Short task: What follows is a set of records; repeat all of them exactly.

[Chart and figure data]
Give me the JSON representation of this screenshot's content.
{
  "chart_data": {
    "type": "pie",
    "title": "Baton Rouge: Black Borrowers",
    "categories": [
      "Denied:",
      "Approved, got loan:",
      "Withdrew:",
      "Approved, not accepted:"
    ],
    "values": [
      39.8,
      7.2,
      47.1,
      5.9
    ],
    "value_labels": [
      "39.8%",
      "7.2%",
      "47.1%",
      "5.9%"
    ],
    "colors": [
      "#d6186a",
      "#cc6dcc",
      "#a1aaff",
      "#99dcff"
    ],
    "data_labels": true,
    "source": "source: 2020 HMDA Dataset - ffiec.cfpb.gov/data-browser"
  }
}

Correct answer:
Give me the JSON representation of this screenshot's content.
{
  "chart_data": {
    "type": "pie",
    "title": "Baton Rouge: Black Borrowers",
    "categories": [
      "Denied:",
      "Approved, got loan:",
      "Withdrew:",
      "Approved, not accepted:"
    ],
    "values": [
      39.8,
      7.2,
      47.1,
      5.9
    ],
    "value_labels": [
      "39.8%",
      "7.2%",
      "47.1%",
      "5.9%"
    ],
    "colors": [
      "#d6186a",
      "#cc6dcc",
      "#a1aaff",
      "#99dcff"
    ],
    "data_labels": true,
    "source": "source: 2020 HMDA Dataset - ffiec.cfpb.gov/data-browser"
  }
}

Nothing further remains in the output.